(Collected data entries)
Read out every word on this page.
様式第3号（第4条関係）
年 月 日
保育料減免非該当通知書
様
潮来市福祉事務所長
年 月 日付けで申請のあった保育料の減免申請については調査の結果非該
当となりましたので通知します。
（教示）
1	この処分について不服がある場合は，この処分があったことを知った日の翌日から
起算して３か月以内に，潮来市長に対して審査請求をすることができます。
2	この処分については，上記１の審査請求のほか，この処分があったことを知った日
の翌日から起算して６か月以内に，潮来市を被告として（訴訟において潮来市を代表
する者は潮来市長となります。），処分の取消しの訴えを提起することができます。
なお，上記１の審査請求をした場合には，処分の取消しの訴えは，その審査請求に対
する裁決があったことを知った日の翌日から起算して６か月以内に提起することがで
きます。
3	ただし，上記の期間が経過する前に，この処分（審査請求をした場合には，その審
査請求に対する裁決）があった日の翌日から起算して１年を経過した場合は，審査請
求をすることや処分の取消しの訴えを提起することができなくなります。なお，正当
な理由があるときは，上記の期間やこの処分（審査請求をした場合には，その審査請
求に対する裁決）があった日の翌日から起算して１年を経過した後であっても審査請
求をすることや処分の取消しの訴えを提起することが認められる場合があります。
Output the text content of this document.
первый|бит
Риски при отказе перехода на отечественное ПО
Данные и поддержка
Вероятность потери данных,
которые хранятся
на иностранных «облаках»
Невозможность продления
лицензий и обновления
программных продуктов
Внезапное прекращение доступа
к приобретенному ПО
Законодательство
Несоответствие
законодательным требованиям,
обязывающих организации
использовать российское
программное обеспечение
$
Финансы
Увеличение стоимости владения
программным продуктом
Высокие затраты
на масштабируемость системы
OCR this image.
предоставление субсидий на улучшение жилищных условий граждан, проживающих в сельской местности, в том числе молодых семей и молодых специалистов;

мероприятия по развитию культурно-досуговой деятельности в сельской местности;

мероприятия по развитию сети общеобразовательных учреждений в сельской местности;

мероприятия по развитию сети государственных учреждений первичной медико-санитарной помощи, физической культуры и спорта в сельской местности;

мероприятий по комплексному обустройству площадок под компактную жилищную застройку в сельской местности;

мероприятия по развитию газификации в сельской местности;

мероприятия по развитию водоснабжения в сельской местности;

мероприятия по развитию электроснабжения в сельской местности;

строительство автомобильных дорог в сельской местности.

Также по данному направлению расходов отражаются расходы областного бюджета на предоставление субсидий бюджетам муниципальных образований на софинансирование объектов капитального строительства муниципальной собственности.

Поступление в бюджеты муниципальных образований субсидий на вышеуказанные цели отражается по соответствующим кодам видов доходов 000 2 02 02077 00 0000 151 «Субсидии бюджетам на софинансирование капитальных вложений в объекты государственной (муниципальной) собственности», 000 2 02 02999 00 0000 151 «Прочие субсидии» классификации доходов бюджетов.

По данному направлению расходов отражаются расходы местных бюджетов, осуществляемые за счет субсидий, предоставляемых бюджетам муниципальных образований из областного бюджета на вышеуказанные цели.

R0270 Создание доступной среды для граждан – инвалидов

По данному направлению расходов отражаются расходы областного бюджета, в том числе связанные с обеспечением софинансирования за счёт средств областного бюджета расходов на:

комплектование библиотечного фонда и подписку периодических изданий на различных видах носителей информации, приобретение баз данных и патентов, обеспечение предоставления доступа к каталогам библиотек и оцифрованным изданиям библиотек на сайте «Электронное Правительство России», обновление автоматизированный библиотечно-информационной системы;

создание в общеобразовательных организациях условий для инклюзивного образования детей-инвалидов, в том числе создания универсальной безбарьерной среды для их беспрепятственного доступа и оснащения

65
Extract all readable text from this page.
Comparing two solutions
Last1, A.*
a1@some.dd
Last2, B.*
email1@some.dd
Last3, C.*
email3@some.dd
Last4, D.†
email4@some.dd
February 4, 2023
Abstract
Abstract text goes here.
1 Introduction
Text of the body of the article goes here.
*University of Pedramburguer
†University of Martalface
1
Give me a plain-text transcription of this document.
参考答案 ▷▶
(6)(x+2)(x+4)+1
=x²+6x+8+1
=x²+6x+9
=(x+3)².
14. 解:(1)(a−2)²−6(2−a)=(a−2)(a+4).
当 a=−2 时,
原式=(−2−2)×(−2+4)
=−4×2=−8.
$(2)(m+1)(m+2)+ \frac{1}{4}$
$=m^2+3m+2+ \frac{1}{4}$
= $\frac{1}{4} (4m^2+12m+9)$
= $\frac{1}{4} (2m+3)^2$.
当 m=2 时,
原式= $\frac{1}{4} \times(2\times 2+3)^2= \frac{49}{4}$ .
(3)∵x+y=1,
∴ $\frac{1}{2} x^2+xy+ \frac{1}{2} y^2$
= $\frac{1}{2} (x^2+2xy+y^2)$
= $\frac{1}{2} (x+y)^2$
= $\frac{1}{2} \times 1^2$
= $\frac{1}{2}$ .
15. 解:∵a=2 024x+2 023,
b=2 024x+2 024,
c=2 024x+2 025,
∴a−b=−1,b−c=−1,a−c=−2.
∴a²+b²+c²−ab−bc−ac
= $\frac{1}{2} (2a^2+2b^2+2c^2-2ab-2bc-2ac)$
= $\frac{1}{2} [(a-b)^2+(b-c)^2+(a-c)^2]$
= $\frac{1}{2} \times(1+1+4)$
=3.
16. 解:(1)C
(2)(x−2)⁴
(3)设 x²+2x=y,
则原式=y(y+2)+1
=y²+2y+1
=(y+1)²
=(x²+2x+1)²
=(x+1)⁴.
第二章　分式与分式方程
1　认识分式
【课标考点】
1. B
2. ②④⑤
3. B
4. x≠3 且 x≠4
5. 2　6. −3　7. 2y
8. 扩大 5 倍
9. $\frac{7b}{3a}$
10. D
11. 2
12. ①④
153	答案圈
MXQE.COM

Goal → From the line with "Give me a plain-text" to the last line of the material, give every line again exactly, and only those lines.

Answer below →
Give me a plain-text transcription of this document.
参考答案 ▷▶
(6)(x+2)(x+4)+1
=x²+6x+8+1
=x²+6x+9
=(x+3)².
14. 解:(1)(a−2)²−6(2−a)=(a−2)(a+4).
当 a=−2 时,
原式=(−2−2)×(−2+4)
=−4×2=−8.
$(2)(m+1)(m+2)+ \frac{1}{4}$
$=m^2+3m+2+ \frac{1}{4}$
= $\frac{1}{4} (4m^2+12m+9)$
= $\frac{1}{4} (2m+3)^2$.
当 m=2 时,
原式= $\frac{1}{4} \times(2\times 2+3)^2= \frac{49}{4}$ .
(3)∵x+y=1,
∴ $\frac{1}{2} x^2+xy+ \frac{1}{2} y^2$
= $\frac{1}{2} (x^2+2xy+y^2)$
= $\frac{1}{2} (x+y)^2$
= $\frac{1}{2} \times 1^2$
= $\frac{1}{2}$ .
15. 解:∵a=2 024x+2 023,
b=2 024x+2 024,
c=2 024x+2 025,
∴a−b=−1,b−c=−1,a−c=−2.
∴a²+b²+c²−ab−bc−ac
= $\frac{1}{2} (2a^2+2b^2+2c^2-2ab-2bc-2ac)$
= $\frac{1}{2} [(a-b)^2+(b-c)^2+(a-c)^2]$
= $\frac{1}{2} \times(1+1+4)$
=3.
16. 解:(1)C
(2)(x−2)⁴
(3)设 x²+2x=y,
则原式=y(y+2)+1
=y²+2y+1
=(y+1)²
=(x²+2x+1)²
=(x+1)⁴.
第二章　分式与分式方程
1　认识分式
【课标考点】
1. B
2. ②④⑤
3. B
4. x≠3 且 x≠4
5. 2　6. −3　7. 2y
8. 扩大 5 倍
9. $\frac{7b}{3a}$
10. D
11. 2
12. ①④
153	答案圈
MXQE.COM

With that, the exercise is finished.